-- EXERCISE PROMPT --
Find the string "image" in the entries and copy each line that has it.

>> begin INFORMATION PROVIDED

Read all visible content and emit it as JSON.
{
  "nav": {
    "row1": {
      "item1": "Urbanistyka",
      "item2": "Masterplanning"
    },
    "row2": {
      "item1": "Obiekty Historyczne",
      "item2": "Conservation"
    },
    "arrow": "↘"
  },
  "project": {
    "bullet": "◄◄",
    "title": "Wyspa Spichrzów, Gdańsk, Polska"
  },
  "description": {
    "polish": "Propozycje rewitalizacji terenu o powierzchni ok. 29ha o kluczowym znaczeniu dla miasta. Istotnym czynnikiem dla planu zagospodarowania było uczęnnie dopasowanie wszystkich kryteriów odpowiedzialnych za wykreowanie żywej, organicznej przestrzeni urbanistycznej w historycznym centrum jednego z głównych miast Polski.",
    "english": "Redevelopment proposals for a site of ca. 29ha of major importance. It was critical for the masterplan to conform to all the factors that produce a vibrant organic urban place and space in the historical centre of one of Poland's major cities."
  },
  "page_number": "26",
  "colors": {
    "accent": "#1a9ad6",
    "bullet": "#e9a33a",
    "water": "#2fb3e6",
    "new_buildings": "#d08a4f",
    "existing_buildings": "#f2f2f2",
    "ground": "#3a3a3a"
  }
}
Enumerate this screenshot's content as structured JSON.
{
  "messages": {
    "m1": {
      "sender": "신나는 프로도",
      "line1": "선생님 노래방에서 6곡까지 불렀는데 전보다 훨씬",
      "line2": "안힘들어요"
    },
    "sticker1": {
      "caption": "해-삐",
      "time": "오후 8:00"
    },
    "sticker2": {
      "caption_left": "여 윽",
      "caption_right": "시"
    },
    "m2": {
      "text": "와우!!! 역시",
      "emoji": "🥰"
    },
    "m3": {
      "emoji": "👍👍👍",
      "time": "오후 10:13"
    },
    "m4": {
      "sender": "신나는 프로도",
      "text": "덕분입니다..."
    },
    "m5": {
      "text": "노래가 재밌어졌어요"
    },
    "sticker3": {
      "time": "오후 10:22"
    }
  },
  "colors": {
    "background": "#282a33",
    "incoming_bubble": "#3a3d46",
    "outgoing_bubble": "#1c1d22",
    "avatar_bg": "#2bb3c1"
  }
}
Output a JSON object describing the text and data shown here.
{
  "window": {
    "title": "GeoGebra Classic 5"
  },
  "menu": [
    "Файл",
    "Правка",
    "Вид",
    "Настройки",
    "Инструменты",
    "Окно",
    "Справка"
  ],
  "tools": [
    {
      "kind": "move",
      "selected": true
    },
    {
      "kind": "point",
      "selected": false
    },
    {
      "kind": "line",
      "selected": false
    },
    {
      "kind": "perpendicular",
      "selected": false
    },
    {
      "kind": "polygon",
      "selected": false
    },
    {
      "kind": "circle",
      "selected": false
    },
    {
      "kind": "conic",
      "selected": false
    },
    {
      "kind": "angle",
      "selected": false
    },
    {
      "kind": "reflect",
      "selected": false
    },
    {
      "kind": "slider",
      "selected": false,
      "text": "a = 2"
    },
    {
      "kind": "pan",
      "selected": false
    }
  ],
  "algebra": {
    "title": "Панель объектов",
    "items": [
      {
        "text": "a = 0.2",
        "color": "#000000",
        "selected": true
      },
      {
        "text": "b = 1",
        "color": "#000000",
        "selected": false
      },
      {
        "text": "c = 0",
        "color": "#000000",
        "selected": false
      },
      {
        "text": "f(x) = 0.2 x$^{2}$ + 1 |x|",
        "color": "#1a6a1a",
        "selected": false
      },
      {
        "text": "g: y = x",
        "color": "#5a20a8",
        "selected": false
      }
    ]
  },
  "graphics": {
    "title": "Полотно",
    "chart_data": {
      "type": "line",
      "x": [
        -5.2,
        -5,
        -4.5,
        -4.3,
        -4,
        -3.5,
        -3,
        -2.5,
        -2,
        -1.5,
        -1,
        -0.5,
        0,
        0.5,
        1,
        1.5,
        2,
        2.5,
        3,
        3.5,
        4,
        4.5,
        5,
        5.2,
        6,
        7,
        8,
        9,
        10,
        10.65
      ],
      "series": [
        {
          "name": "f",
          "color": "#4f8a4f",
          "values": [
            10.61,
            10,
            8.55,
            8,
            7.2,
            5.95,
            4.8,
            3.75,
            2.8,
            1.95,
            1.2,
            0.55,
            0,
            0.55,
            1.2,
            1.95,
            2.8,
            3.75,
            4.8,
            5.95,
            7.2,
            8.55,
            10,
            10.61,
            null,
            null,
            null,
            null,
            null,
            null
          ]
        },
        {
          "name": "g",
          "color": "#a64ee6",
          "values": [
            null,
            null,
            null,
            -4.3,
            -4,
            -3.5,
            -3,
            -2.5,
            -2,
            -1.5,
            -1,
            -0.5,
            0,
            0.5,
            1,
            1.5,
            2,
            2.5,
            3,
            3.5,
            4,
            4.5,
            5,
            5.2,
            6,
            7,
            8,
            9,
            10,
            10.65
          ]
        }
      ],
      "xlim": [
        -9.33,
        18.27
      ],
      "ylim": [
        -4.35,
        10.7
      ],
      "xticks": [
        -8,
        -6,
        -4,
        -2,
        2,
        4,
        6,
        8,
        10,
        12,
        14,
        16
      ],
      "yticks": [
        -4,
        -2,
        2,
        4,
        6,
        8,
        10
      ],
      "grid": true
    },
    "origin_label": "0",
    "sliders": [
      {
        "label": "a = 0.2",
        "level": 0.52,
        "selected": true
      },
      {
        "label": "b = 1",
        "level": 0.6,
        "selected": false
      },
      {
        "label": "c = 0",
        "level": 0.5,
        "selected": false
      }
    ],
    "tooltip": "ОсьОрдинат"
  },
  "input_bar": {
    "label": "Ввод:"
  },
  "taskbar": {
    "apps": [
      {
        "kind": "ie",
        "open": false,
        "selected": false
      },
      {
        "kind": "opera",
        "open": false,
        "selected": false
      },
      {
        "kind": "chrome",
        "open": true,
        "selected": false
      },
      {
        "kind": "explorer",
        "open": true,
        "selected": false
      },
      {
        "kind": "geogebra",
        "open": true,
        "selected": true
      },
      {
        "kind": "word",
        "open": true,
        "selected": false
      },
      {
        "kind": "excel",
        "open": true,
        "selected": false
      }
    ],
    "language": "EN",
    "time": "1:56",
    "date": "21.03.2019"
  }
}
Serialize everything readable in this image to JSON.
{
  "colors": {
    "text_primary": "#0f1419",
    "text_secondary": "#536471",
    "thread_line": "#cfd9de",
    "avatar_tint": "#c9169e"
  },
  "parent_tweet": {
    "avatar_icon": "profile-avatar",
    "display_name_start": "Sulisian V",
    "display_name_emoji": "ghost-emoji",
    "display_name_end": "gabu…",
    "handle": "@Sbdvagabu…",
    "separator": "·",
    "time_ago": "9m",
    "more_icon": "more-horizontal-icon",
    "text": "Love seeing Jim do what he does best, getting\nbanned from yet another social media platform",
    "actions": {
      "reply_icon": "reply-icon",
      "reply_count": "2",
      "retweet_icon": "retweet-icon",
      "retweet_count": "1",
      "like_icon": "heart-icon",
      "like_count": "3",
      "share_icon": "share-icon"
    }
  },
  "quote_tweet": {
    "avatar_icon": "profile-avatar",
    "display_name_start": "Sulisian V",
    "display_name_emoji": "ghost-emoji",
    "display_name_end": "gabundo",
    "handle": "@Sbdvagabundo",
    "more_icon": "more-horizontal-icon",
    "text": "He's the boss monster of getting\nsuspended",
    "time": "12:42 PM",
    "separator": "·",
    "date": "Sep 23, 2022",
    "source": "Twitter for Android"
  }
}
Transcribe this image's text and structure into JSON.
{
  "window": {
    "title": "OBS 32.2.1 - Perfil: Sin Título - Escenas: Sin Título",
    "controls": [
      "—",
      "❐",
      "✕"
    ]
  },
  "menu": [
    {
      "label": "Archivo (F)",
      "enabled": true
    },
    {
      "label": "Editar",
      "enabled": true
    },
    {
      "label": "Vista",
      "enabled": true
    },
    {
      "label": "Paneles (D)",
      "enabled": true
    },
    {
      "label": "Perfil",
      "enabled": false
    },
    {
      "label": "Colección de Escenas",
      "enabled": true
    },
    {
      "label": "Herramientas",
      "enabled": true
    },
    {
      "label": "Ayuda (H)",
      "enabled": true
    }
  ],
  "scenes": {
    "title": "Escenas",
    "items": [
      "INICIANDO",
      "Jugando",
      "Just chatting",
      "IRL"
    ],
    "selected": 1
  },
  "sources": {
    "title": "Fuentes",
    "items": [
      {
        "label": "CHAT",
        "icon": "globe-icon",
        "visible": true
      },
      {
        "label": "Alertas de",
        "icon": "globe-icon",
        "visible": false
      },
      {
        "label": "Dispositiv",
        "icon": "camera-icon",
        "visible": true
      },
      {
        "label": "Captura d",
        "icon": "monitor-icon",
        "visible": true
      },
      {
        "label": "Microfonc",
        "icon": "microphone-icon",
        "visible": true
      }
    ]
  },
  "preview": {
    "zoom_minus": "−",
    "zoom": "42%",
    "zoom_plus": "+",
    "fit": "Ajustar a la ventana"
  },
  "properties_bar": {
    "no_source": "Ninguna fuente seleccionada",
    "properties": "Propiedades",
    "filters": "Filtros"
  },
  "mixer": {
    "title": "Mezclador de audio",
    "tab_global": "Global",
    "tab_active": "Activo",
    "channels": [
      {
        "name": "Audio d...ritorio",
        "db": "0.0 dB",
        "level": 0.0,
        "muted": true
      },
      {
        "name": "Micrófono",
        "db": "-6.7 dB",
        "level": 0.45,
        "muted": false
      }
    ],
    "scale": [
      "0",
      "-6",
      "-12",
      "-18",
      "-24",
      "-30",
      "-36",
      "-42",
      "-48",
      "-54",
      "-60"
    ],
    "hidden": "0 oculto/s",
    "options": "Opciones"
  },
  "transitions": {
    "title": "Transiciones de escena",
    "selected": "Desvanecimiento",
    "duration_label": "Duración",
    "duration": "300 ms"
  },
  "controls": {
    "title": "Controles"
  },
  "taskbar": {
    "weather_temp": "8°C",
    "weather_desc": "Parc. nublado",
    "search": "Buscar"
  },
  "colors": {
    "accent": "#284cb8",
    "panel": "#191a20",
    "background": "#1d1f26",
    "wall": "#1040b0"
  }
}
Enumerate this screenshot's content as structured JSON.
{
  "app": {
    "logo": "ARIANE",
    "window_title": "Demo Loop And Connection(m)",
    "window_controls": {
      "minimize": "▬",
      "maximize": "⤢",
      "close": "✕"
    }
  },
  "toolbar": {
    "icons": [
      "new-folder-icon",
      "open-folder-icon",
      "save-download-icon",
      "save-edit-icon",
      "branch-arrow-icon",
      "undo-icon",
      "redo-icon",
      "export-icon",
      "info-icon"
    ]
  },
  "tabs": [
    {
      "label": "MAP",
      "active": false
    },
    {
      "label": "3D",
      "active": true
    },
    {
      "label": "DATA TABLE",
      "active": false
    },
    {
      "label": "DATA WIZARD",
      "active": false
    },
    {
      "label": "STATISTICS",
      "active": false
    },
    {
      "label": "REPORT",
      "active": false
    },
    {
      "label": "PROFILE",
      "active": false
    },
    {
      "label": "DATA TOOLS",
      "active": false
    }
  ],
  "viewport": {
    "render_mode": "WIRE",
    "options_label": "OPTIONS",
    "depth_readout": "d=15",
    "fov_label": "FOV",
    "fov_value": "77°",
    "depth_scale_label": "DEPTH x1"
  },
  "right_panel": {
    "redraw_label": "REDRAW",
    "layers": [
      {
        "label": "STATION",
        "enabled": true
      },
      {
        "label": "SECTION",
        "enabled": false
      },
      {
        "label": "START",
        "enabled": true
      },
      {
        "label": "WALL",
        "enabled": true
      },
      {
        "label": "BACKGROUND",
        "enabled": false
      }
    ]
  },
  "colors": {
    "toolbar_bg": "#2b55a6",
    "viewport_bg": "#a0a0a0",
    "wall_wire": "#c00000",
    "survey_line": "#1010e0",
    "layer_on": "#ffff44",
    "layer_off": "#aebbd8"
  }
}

>> end INFORMATION PROVIDED

-- ANSWER FOR THIS EXERCISE --
Serialize everything readable in this image to JSON.
Transcribe this image's text and structure into JSON.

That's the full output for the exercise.